TO BE DONE = In the material below, find all lines with the string "text" and copy them.

RECORDS TO USE =
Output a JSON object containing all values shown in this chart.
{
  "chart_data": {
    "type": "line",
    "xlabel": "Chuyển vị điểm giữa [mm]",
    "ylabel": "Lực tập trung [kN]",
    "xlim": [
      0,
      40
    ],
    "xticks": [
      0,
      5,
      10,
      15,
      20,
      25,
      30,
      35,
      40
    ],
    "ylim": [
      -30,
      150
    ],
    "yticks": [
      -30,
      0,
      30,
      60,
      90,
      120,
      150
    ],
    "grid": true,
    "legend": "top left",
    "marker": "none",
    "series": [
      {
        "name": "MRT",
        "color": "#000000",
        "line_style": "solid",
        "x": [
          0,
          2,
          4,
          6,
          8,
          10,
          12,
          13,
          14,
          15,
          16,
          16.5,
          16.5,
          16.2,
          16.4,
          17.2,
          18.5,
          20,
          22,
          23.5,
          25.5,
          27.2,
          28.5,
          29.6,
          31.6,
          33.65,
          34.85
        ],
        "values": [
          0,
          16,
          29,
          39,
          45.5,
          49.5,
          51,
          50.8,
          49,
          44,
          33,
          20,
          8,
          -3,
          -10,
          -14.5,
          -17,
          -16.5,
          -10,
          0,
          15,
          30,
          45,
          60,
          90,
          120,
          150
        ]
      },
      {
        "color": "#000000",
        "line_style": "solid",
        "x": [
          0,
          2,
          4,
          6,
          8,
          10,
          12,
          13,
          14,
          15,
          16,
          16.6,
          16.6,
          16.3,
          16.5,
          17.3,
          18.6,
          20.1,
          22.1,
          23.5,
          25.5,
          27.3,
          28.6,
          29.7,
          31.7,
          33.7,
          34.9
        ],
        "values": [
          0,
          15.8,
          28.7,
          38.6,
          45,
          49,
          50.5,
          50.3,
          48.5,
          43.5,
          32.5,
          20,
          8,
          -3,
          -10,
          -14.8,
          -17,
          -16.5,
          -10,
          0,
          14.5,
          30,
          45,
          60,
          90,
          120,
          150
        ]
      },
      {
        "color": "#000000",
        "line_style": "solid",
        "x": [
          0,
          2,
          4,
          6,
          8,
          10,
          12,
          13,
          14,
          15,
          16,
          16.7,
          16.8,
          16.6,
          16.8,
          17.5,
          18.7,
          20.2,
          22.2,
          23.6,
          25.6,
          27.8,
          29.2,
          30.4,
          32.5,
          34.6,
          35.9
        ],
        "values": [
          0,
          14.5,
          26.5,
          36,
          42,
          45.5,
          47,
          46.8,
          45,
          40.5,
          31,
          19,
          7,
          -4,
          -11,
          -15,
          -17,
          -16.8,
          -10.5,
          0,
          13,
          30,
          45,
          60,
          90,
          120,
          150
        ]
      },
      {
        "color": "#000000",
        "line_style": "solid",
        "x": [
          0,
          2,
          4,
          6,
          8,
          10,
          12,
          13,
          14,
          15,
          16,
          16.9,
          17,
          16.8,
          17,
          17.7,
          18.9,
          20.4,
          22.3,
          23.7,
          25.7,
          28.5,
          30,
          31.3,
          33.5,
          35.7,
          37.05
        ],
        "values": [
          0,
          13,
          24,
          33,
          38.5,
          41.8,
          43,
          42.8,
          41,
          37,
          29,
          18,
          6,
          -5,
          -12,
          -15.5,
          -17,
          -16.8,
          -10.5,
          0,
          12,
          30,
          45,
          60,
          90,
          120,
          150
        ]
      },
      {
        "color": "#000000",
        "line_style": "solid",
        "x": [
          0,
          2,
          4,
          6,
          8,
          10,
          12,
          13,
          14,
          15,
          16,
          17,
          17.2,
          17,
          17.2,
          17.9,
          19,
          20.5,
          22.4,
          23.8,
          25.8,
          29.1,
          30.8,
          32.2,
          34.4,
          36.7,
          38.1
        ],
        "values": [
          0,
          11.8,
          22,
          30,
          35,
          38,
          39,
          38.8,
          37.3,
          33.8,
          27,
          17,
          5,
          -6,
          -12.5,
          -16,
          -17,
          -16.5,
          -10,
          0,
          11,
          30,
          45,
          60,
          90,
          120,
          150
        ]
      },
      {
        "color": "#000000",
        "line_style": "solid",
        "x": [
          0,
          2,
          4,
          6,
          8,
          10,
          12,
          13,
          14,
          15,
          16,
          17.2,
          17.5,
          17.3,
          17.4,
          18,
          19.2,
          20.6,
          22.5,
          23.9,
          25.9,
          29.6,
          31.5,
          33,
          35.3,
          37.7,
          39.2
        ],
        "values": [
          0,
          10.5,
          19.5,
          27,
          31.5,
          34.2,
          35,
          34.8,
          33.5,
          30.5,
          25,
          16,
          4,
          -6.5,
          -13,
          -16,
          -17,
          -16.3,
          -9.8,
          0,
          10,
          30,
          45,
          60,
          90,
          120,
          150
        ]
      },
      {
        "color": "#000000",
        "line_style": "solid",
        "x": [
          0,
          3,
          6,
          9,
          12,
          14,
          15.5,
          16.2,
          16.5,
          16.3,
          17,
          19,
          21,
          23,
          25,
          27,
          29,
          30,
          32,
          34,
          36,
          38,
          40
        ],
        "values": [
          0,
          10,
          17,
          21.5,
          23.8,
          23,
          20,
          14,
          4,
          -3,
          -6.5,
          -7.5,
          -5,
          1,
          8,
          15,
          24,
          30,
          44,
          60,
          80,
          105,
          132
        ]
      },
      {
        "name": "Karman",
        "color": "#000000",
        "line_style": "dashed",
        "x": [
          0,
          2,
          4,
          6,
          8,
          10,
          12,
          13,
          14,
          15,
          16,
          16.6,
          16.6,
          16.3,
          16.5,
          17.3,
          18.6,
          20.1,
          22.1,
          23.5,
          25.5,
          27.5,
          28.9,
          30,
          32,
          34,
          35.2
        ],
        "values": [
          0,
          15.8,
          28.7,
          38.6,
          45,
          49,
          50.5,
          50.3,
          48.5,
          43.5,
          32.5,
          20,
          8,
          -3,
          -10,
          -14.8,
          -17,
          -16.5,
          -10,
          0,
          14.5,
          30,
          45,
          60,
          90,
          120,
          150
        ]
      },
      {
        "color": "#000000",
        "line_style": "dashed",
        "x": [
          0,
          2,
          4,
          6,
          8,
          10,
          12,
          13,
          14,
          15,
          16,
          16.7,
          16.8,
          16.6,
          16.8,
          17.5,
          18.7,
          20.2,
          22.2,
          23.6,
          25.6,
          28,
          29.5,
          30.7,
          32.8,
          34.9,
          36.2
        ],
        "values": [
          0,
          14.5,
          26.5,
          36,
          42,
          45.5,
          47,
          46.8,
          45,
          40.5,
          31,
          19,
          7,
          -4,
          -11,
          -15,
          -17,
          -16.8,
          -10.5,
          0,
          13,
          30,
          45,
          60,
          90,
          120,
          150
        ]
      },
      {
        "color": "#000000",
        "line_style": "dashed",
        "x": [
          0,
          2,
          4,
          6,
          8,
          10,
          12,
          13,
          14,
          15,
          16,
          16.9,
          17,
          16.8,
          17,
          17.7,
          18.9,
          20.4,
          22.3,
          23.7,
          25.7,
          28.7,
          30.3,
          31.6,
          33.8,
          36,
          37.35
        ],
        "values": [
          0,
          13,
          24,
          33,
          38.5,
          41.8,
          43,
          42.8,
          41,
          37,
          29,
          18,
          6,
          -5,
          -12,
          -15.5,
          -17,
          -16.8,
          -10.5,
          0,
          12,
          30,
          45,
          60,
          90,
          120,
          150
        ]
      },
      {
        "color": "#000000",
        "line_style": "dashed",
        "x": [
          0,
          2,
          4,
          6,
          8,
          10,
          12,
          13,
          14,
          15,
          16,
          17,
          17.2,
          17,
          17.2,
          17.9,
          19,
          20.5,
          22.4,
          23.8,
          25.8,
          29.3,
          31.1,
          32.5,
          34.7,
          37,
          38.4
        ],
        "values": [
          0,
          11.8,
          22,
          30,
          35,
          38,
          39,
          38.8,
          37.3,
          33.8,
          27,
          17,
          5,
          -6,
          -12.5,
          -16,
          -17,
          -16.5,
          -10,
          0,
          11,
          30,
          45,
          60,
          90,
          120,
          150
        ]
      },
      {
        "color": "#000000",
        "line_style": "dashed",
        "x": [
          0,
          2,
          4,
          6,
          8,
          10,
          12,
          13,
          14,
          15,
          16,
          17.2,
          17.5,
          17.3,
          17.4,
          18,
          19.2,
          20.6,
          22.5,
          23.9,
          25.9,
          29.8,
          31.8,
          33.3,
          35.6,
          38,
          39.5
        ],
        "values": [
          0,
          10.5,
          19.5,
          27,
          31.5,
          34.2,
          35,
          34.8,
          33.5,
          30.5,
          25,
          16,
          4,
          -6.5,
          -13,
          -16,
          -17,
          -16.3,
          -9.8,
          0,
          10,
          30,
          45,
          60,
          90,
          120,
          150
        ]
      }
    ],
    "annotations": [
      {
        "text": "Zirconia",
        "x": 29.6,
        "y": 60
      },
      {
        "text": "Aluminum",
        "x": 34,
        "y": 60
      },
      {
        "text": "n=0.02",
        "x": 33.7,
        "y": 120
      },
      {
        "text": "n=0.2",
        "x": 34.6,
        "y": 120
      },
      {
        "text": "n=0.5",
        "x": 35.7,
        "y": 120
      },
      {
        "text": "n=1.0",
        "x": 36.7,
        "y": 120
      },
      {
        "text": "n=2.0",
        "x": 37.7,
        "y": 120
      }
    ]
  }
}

WRITTEN SOLUTION =
        "text": "Zirconia",
        "text": "Aluminum",
        "text": "n=0.02",
        "text": "n=0.2",
        "text": "n=0.5",
        "text": "n=1.0",
        "text": "n=2.0",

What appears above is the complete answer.